● Task directions
Produce an exact copy of all the records.
··········
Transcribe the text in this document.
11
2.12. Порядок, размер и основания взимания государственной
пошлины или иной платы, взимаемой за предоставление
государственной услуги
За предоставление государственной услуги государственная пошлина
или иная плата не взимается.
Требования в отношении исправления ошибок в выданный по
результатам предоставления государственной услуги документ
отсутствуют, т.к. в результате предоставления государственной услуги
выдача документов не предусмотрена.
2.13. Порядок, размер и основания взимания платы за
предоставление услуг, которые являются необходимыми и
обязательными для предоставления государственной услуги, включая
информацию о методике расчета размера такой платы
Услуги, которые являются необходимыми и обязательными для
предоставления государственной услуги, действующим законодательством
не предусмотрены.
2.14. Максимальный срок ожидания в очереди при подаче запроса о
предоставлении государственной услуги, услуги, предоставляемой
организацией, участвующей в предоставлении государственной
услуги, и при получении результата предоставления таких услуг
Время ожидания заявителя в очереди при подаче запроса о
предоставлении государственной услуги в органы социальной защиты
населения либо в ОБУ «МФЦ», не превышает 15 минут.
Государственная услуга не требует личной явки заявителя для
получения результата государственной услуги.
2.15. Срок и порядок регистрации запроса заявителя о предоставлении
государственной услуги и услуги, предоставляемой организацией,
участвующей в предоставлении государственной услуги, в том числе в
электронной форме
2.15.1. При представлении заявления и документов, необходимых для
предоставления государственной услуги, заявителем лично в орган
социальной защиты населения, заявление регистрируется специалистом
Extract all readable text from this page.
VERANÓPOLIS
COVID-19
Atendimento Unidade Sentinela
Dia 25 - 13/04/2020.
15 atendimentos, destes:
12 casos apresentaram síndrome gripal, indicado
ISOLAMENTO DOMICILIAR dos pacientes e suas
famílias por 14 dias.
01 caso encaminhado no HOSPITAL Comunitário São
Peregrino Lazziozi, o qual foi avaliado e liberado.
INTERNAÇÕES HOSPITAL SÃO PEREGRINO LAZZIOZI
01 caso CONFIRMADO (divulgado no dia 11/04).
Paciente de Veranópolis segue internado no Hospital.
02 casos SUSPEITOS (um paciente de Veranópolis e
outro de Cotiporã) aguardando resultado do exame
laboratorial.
··········
● Written response
Transcribe the text in this document.
11
2.12. Порядок, размер и основания взимания государственной
пошлины или иной платы, взимаемой за предоставление
государственной услуги
За предоставление государственной услуги государственная пошлина
или иная плата не взимается.
Требования в отношении исправления ошибок в выданный по
результатам предоставления государственной услуги документ
отсутствуют, т.к. в результате предоставления государственной услуги
выдача документов не предусмотрена.
2.13. Порядок, размер и основания взимания платы за
предоставление услуг, которые являются необходимыми и
обязательными для предоставления государственной услуги, включая
информацию о методике расчета размера такой платы
Услуги, которые являются необходимыми и обязательными для
предоставления государственной услуги, действующим законодательством
не предусмотрены.
2.14. Максимальный срок ожидания в очереди при подаче запроса о
предоставлении государственной услуги, услуги, предоставляемой
организацией, участвующей в предоставлении государственной
услуги, и при получении результата предоставления таких услуг
Время ожидания заявителя в очереди при подаче запроса о
предоставлении государственной услуги в органы социальной защиты
населения либо в ОБУ «МФЦ», не превышает 15 минут.
Государственная услуга не требует личной явки заявителя для
получения результата государственной услуги.
2.15. Срок и порядок регистрации запроса заявителя о предоставлении
государственной услуги и услуги, предоставляемой организацией,
участвующей в предоставлении государственной услуги, в том числе в
электронной форме
2.15.1. При представлении заявления и документов, необходимых для
предоставления государственной услуги, заявителем лично в орган
социальной защиты населения, заявление регистрируется специалистом
Extract all readable text from this page.
VERANÓPOLIS
COVID-19
Atendimento Unidade Sentinela
Dia 25 - 13/04/2020.
15 atendimentos, destes:
12 casos apresentaram síndrome gripal, indicado
ISOLAMENTO DOMICILIAR dos pacientes e suas
famílias por 14 dias.
01 caso encaminhado no HOSPITAL Comunitário São
Peregrino Lazziozi, o qual foi avaliado e liberado.
INTERNAÇÕES HOSPITAL SÃO PEREGRINO LAZZIOZI
01 caso CONFIRMADO (divulgado no dia 11/04).
Paciente de Veranópolis segue internado no Hospital.
02 casos SUSPEITOS (um paciente de Veranópolis e
outro de Cotiporã) aguardando resultado do exame
laboratorial.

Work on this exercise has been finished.